Scan the material below for the string "Windows", and copy every line where it shows up.

***** SUPPLIED DATA *****

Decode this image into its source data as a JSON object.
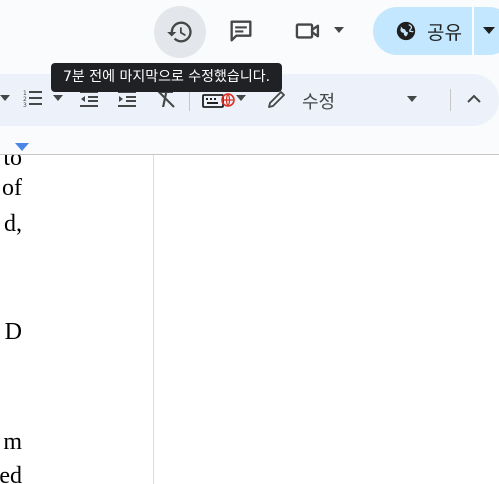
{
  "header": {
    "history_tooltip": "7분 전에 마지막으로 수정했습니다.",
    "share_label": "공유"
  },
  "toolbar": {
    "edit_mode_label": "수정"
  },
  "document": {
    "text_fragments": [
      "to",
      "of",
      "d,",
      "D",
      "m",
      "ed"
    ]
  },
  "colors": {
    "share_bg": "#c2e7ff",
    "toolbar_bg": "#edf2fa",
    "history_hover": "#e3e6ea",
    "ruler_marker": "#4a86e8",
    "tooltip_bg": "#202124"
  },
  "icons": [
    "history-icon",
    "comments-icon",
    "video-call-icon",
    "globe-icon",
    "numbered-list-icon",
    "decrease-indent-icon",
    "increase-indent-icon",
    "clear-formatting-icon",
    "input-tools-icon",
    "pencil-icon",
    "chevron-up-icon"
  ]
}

*****
***** SUPPLIED DATA *****

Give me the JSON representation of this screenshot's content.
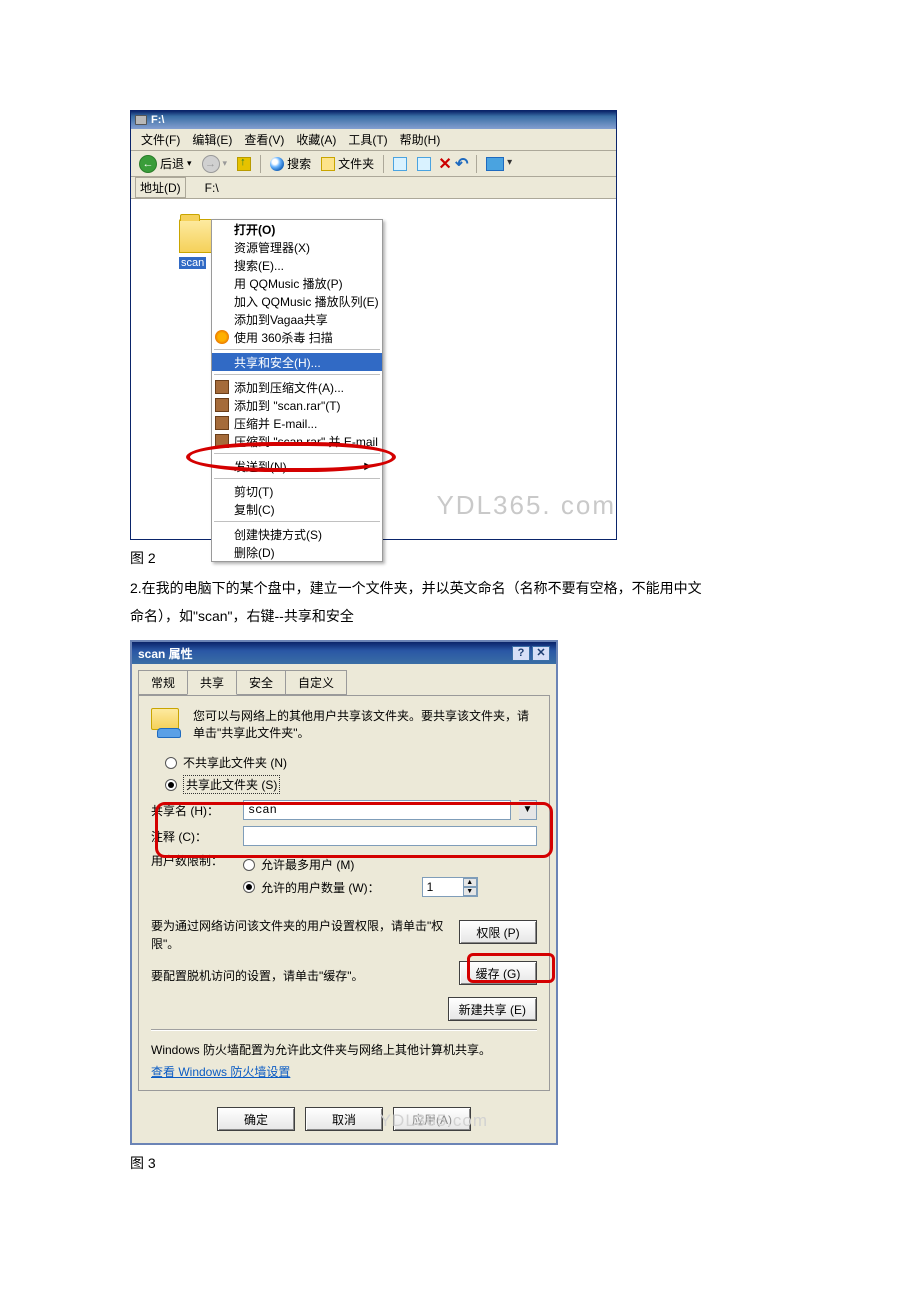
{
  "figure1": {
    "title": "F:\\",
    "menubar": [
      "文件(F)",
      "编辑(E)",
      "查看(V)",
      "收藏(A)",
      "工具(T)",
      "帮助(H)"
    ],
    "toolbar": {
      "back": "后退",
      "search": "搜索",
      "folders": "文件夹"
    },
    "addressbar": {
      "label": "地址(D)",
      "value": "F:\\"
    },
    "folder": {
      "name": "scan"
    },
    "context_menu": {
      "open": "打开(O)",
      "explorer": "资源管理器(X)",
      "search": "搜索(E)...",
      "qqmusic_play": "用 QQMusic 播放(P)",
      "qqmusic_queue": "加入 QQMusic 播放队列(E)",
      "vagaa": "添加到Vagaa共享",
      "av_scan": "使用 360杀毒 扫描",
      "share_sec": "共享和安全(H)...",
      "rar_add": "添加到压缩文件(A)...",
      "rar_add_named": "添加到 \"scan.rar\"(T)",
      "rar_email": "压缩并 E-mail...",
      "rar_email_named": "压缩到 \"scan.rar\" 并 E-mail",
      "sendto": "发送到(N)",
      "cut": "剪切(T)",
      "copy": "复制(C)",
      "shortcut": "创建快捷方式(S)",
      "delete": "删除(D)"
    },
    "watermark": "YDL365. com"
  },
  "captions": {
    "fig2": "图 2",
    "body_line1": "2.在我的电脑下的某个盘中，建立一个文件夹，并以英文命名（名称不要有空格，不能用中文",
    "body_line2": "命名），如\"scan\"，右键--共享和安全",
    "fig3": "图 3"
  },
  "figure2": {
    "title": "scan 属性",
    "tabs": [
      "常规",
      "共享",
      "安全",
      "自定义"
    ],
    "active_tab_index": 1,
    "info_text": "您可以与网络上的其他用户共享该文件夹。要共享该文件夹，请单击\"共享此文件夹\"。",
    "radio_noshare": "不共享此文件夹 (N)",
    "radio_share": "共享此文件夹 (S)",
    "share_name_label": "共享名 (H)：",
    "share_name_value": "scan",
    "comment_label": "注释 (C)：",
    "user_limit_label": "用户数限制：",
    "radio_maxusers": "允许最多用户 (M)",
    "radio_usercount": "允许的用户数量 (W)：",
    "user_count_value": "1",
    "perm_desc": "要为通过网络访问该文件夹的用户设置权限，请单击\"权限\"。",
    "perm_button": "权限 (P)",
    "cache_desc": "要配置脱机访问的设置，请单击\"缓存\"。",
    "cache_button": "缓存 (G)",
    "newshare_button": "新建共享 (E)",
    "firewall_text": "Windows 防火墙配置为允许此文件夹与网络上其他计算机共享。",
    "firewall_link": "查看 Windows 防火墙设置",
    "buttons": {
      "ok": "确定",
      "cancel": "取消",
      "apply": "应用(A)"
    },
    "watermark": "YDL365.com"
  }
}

*****

> **THE RESPONSE**
    "firewall_text": "Windows 防火墙配置为允许此文件夹与网络上其他计算机共享。",
    "firewall_link": "查看 Windows 防火墙设置",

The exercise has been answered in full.